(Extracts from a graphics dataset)

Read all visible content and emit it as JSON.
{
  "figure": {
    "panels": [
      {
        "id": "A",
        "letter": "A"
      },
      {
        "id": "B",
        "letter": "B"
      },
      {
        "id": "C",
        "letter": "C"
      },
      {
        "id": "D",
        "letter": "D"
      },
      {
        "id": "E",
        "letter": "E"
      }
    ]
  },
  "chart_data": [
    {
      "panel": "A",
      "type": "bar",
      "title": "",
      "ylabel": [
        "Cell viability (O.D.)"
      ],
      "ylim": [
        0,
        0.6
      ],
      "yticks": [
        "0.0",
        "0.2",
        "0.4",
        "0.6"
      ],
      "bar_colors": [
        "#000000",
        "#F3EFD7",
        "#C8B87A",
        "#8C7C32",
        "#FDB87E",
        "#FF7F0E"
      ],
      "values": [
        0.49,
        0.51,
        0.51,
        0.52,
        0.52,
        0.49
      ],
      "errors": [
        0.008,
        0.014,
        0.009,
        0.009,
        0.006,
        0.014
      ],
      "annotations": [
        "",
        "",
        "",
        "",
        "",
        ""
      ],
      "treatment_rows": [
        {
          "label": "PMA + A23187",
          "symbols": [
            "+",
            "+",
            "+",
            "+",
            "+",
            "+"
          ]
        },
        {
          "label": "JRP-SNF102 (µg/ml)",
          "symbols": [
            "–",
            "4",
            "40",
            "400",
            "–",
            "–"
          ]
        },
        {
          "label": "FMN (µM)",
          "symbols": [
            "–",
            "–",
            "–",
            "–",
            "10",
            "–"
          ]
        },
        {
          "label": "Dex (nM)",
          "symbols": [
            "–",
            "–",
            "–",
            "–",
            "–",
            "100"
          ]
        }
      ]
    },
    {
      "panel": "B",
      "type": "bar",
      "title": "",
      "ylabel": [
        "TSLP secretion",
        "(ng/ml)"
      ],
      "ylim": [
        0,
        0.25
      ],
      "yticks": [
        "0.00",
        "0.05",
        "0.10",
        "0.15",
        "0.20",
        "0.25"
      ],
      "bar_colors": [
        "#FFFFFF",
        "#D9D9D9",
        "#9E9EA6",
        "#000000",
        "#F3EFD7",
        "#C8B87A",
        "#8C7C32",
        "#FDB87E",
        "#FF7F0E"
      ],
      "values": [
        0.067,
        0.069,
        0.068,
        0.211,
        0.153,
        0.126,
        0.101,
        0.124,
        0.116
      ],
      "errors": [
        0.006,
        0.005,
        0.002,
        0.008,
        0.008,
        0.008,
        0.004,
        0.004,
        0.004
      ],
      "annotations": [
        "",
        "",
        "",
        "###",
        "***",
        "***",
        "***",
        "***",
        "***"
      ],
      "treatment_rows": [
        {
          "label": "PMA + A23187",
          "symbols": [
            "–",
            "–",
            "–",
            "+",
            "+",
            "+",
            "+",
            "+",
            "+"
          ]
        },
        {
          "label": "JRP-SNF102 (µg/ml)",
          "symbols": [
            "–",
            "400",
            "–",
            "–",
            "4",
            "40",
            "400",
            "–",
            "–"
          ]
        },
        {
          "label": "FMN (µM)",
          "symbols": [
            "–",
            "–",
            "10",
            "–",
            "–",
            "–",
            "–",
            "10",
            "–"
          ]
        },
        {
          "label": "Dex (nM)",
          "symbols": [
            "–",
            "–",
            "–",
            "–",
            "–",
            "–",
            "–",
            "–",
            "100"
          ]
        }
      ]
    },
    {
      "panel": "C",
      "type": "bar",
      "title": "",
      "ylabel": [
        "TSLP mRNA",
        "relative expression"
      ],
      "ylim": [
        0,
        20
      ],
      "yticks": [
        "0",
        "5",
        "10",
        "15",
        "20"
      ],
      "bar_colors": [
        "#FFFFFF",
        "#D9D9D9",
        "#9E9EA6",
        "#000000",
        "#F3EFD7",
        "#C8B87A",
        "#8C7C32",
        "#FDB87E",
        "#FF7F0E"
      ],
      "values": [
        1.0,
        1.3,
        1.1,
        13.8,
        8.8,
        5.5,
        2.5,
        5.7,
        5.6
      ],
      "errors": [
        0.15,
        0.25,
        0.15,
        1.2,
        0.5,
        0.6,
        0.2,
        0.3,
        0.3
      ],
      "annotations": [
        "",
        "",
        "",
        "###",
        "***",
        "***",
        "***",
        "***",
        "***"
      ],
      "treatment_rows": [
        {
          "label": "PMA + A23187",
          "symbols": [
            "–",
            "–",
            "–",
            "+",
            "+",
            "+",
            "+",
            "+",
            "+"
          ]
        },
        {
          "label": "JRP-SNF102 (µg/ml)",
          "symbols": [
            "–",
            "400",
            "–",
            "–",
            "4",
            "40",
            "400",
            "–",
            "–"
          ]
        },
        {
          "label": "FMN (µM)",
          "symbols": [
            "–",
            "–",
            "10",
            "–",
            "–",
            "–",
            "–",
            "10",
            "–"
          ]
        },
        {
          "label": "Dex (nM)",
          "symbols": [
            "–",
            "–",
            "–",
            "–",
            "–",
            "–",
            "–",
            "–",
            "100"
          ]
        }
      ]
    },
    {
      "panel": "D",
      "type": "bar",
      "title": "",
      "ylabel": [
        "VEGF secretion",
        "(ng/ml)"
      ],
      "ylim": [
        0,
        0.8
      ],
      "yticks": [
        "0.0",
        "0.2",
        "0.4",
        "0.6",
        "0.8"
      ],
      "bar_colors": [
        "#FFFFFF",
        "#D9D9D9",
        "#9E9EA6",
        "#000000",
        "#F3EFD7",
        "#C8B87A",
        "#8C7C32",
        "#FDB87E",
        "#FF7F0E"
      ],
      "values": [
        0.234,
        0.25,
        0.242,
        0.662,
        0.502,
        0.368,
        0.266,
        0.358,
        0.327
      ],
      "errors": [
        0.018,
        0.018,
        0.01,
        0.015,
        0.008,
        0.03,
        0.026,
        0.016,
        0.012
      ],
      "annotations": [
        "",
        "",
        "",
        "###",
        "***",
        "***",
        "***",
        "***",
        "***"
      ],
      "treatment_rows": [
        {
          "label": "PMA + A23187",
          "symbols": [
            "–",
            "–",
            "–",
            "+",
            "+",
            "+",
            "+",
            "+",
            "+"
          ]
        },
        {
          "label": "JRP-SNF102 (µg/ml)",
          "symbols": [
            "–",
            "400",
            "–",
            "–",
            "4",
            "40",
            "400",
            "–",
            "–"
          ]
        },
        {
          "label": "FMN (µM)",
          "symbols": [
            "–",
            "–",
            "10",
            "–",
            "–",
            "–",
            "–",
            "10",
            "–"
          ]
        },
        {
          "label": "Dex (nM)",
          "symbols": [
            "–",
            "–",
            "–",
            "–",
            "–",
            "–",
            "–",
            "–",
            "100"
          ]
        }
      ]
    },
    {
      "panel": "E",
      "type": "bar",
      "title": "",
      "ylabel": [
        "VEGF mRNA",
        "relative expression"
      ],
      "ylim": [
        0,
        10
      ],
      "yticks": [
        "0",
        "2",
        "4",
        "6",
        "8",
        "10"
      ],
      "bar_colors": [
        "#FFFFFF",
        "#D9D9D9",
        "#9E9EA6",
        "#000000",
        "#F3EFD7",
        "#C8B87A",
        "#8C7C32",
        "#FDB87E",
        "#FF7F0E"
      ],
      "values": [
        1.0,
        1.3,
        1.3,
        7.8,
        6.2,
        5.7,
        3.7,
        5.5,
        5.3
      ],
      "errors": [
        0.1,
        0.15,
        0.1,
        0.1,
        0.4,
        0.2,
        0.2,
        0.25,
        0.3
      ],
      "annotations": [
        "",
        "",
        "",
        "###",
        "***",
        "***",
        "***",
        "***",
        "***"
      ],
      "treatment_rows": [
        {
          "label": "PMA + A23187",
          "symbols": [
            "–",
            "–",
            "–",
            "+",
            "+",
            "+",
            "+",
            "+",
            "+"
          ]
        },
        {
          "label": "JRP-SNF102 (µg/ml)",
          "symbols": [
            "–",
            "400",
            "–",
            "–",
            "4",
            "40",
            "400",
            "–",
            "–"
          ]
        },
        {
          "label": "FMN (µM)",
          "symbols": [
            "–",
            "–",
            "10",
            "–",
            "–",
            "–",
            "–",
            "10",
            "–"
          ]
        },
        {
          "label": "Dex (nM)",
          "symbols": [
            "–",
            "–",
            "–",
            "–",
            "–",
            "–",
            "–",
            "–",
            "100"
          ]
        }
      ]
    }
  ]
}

WORK INSTRUCTION: Counting the lines above that hold "letter", reply with the number and no other words.

RESULT OF THIS TASK: 5